Present every line in which the string "image" appears.

:: TASK INPUT

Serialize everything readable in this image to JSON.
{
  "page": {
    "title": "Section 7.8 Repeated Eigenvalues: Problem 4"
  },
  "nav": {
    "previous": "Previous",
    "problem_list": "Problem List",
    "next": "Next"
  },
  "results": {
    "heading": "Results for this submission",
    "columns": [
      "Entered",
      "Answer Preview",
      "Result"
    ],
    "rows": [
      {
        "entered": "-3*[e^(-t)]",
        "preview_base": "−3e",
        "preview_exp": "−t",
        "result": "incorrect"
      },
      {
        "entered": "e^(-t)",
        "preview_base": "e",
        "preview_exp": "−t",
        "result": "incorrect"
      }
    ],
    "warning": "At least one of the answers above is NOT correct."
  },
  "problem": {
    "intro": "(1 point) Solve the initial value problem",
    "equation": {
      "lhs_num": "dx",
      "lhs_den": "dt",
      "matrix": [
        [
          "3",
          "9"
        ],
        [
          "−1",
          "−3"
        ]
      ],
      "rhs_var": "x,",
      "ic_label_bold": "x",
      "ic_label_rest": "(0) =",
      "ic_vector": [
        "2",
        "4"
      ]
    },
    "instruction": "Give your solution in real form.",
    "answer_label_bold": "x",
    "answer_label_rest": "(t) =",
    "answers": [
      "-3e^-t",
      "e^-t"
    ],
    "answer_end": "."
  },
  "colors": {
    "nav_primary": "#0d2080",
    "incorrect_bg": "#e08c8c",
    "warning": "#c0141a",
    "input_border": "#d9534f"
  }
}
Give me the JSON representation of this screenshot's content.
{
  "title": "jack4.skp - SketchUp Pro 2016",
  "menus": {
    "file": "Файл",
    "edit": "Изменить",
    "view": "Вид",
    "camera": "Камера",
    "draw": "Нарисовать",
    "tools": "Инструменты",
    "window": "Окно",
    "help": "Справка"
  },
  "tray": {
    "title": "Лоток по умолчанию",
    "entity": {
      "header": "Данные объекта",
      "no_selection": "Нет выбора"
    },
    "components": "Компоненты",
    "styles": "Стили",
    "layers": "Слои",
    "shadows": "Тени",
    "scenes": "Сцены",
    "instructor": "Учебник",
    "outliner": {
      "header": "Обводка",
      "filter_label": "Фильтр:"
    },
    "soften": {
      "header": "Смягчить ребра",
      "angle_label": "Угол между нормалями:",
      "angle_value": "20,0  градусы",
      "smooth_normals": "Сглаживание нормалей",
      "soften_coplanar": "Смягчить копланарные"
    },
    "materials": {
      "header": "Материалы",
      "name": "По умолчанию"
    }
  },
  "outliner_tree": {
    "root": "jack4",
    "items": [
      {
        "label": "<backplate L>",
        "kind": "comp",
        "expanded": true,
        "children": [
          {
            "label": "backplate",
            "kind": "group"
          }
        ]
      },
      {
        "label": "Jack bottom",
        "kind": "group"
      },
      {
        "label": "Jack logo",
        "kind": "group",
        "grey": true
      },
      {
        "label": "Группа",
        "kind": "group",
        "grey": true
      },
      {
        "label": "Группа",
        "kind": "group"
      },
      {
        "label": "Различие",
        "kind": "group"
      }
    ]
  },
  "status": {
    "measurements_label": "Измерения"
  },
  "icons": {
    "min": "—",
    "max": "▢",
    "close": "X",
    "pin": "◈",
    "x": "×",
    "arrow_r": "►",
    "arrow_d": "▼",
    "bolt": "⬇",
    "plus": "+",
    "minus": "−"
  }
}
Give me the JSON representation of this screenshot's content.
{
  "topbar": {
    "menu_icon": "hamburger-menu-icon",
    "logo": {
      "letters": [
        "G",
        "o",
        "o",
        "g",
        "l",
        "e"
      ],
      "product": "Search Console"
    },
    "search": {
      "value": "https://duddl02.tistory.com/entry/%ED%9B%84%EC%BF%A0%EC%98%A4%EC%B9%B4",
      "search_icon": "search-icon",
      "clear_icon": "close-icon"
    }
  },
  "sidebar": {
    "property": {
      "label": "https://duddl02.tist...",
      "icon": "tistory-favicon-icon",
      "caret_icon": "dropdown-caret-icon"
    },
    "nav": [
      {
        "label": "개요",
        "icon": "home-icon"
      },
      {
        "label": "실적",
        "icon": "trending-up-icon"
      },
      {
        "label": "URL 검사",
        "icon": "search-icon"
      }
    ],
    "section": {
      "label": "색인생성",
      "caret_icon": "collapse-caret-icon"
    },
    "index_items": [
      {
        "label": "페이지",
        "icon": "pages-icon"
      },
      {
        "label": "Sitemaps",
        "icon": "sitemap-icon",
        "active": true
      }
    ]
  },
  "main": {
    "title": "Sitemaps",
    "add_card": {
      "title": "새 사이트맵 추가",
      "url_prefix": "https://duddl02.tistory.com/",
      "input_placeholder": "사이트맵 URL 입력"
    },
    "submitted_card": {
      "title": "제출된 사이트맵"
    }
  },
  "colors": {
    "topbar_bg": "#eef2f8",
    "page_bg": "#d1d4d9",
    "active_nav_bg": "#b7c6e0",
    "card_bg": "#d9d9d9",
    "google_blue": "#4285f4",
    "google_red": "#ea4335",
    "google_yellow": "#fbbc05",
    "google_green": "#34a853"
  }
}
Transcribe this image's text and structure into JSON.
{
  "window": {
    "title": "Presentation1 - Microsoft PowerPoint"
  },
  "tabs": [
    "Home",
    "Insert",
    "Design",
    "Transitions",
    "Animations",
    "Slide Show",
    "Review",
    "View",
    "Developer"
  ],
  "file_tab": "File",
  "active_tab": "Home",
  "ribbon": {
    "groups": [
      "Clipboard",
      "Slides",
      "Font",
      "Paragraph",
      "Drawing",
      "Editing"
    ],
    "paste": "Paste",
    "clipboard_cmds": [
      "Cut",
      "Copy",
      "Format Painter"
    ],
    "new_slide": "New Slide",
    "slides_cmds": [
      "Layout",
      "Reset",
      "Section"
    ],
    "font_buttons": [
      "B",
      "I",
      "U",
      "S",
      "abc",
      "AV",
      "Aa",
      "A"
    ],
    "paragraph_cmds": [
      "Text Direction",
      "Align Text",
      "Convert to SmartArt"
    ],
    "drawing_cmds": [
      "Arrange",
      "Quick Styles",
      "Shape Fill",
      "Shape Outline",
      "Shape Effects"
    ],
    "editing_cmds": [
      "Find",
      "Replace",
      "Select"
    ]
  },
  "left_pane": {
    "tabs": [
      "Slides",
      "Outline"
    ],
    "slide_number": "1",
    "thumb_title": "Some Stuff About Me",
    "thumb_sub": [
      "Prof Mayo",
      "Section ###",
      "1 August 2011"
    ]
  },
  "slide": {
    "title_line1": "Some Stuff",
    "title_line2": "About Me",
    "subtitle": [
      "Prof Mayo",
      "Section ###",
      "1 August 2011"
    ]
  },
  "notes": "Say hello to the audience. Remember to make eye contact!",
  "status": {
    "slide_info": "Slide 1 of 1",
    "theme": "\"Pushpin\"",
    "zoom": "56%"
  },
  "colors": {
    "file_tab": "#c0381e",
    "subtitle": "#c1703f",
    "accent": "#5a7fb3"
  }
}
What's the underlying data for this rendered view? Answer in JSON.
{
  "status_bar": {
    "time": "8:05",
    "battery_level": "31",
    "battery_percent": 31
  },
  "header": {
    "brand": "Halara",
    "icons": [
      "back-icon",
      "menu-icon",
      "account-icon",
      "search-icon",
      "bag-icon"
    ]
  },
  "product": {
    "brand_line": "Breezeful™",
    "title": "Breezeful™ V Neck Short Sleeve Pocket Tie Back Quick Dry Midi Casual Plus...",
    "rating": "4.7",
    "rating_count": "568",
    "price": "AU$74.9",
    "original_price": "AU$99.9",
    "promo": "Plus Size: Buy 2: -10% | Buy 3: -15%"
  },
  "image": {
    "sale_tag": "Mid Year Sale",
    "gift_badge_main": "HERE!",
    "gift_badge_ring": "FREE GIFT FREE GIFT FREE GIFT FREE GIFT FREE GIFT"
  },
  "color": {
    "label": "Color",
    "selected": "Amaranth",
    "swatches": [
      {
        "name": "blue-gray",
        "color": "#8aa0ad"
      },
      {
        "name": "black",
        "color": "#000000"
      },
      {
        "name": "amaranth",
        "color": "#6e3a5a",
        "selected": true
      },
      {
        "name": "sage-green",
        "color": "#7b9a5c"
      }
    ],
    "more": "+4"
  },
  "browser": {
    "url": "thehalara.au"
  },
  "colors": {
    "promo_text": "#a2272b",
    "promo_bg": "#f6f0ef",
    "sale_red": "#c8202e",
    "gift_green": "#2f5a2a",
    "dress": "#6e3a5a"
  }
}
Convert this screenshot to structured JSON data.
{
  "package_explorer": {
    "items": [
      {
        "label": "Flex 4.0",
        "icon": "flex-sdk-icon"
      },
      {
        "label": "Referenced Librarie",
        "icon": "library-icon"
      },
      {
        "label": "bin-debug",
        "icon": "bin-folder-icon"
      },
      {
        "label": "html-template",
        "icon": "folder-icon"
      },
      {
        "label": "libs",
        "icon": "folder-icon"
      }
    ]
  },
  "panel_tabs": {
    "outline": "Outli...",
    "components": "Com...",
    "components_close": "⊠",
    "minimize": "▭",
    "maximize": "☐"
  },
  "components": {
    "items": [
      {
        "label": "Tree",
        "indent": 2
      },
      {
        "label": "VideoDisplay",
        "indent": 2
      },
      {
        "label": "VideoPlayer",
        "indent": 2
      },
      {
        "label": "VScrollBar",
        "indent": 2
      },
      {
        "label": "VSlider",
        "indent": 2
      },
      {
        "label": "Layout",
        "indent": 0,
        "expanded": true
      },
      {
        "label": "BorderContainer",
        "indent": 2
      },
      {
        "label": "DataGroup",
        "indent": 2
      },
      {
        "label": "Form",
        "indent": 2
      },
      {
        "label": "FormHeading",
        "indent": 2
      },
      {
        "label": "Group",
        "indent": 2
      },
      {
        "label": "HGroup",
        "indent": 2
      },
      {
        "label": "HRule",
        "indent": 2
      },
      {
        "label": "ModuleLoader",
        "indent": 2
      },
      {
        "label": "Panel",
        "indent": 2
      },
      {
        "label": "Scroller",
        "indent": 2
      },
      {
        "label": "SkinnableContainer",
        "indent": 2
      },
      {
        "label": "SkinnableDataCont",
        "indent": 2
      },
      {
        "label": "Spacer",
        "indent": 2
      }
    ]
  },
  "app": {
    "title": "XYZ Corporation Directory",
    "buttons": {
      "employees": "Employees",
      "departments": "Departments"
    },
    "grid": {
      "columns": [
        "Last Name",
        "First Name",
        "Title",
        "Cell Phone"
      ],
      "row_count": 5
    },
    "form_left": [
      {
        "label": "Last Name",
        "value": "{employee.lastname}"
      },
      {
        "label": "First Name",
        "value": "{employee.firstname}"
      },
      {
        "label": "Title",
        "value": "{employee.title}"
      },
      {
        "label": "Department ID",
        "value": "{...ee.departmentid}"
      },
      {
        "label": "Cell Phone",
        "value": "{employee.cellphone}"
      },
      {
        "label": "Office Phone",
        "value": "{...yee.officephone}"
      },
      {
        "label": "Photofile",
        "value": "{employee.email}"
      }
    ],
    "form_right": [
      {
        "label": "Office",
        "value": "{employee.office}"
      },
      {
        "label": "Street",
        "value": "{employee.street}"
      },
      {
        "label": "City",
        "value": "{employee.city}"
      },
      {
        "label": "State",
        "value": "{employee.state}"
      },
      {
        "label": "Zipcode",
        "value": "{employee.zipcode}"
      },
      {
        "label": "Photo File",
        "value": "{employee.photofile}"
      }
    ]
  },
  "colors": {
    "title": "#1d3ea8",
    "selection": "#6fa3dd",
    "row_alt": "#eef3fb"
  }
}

::::

> RESULT OF THIS EXERCISE:
Serialize everything readable in this image to JSON.
Transcribe this image's text and structure into JSON.
  "image": {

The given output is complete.